* _Provided data_
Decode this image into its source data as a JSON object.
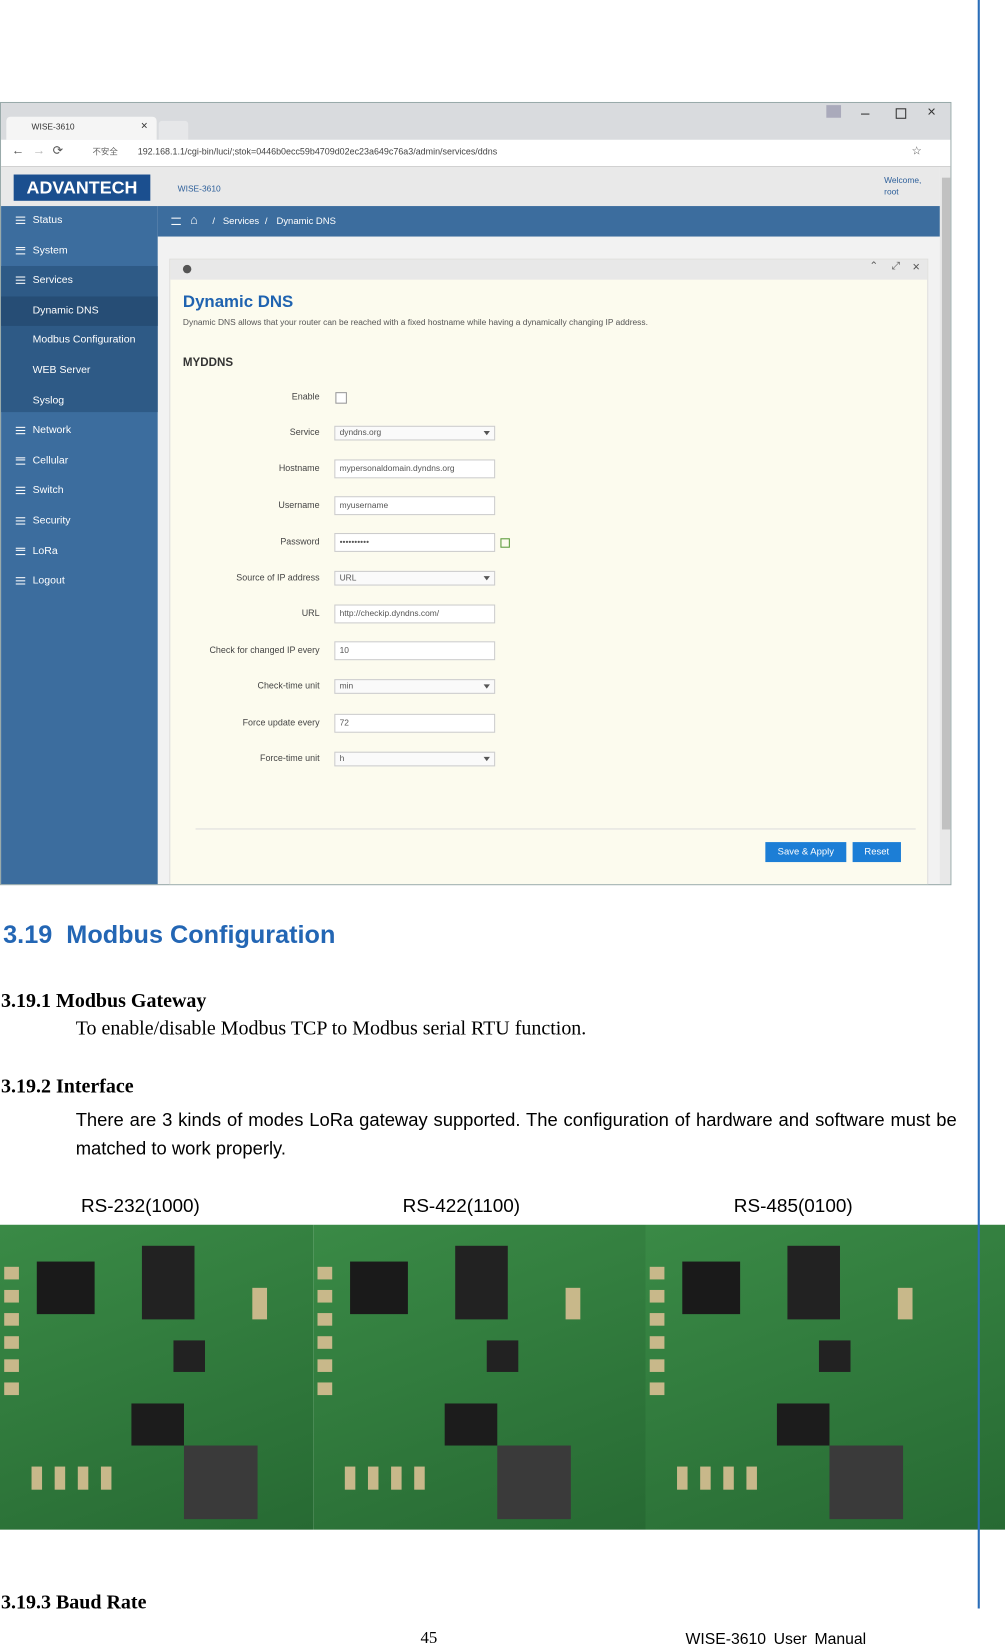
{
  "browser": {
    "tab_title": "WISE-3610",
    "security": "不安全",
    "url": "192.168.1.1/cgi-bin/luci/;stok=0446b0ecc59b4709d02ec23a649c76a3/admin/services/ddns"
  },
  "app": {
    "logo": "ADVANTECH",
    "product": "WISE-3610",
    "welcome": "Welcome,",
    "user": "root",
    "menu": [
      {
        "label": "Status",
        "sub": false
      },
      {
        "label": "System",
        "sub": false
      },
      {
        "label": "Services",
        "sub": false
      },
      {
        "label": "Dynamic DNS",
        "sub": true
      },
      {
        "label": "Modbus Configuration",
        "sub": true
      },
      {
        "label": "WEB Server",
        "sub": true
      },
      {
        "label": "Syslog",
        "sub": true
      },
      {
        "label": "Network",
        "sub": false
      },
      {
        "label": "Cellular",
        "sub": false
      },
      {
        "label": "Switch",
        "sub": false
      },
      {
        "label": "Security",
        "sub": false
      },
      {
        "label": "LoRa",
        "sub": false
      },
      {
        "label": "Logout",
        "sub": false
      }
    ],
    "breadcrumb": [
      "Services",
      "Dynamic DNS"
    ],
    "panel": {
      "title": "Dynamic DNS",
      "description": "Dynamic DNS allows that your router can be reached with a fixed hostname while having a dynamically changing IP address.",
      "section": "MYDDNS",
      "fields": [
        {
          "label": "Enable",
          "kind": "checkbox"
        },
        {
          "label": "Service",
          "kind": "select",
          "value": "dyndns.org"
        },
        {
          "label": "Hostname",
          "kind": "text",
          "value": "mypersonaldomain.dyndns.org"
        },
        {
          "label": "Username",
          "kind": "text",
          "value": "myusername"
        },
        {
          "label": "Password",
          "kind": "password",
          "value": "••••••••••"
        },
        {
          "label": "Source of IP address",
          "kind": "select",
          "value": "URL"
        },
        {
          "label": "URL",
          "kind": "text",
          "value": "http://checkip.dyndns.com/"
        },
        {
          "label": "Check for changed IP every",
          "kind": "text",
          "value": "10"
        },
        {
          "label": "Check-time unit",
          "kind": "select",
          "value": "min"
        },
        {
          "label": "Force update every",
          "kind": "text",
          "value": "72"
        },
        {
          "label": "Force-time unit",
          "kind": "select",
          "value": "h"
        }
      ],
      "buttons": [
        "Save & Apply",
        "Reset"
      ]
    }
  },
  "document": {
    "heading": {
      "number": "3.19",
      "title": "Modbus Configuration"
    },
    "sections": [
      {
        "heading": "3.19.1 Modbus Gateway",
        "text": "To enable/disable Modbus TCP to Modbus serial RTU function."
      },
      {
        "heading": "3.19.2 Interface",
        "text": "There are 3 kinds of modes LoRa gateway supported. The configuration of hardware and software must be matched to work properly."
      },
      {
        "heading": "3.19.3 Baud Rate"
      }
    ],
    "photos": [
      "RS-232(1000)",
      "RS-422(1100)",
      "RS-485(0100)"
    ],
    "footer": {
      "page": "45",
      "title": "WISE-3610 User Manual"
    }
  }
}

* _Task description_
Skip the pictures, then retype every line above exactly.

* _Task answer_
Decode this image into its source data as a JSON object.
{
  "browser": {
    "tab_title": "WISE-3610",
    "security": "不安全",
    "url": "192.168.1.1/cgi-bin/luci/;stok=0446b0ecc59b4709d02ec23a649c76a3/admin/services/ddns"
  },
  "app": {
    "logo": "ADVANTECH",
    "product": "WISE-3610",
    "welcome": "Welcome,",
    "user": "root",
    "menu": [
      {
        "label": "Status",
        "sub": false
      },
      {
        "label": "System",
        "sub": false
      },
      {
        "label": "Services",
        "sub": false
      },
      {
        "label": "Dynamic DNS",
        "sub": true
      },
      {
        "label": "Modbus Configuration",
        "sub": true
      },
      {
        "label": "WEB Server",
        "sub": true
      },
      {
        "label": "Syslog",
        "sub": true
      },
      {
        "label": "Network",
        "sub": false
      },
      {
        "label": "Cellular",
        "sub": false
      },
      {
        "label": "Switch",
        "sub": false
      },
      {
        "label": "Security",
        "sub": false
      },
      {
        "label": "LoRa",
        "sub": false
      },
      {
        "label": "Logout",
        "sub": false
      }
    ],
    "breadcrumb": [
      "Services",
      "Dynamic DNS"
    ],
    "panel": {
      "title": "Dynamic DNS",
      "description": "Dynamic DNS allows that your router can be reached with a fixed hostname while having a dynamically changing IP address.",
      "section": "MYDDNS",
      "fields": [
        {
          "label": "Enable",
          "kind": "checkbox"
        },
        {
          "label": "Service",
          "kind": "select",
          "value": "dyndns.org"
        },
        {
          "label": "Hostname",
          "kind": "text",
          "value": "mypersonaldomain.dyndns.org"
        },
        {
          "label": "Username",
          "kind": "text",
          "value": "myusername"
        },
        {
          "label": "Password",
          "kind": "password",
          "value": "••••••••••"
        },
        {
          "label": "Source of IP address",
          "kind": "select",
          "value": "URL"
        },
        {
          "label": "URL",
          "kind": "text",
          "value": "http://checkip.dyndns.com/"
        },
        {
          "label": "Check for changed IP every",
          "kind": "text",
          "value": "10"
        },
        {
          "label": "Check-time unit",
          "kind": "select",
          "value": "min"
        },
        {
          "label": "Force update every",
          "kind": "text",
          "value": "72"
        },
        {
          "label": "Force-time unit",
          "kind": "select",
          "value": "h"
        }
      ],
      "buttons": [
        "Save & Apply",
        "Reset"
      ]
    }
  },
  "document": {
    "heading": {
      "number": "3.19",
      "title": "Modbus Configuration"
    },
    "sections": [
      {
        "heading": "3.19.1 Modbus Gateway",
        "text": "To enable/disable Modbus TCP to Modbus serial RTU function."
      },
      {
        "heading": "3.19.2 Interface",
        "text": "There are 3 kinds of modes LoRa gateway supported. The configuration of hardware and software must be matched to work properly."
      },
      {
        "heading": "3.19.3 Baud Rate"
      }
    ],
    "photos": [
      "RS-232(1000)",
      "RS-422(1100)",
      "RS-485(0100)"
    ],
    "footer": {
      "page": "45",
      "title": "WISE-3610 User Manual"
    }
  }
}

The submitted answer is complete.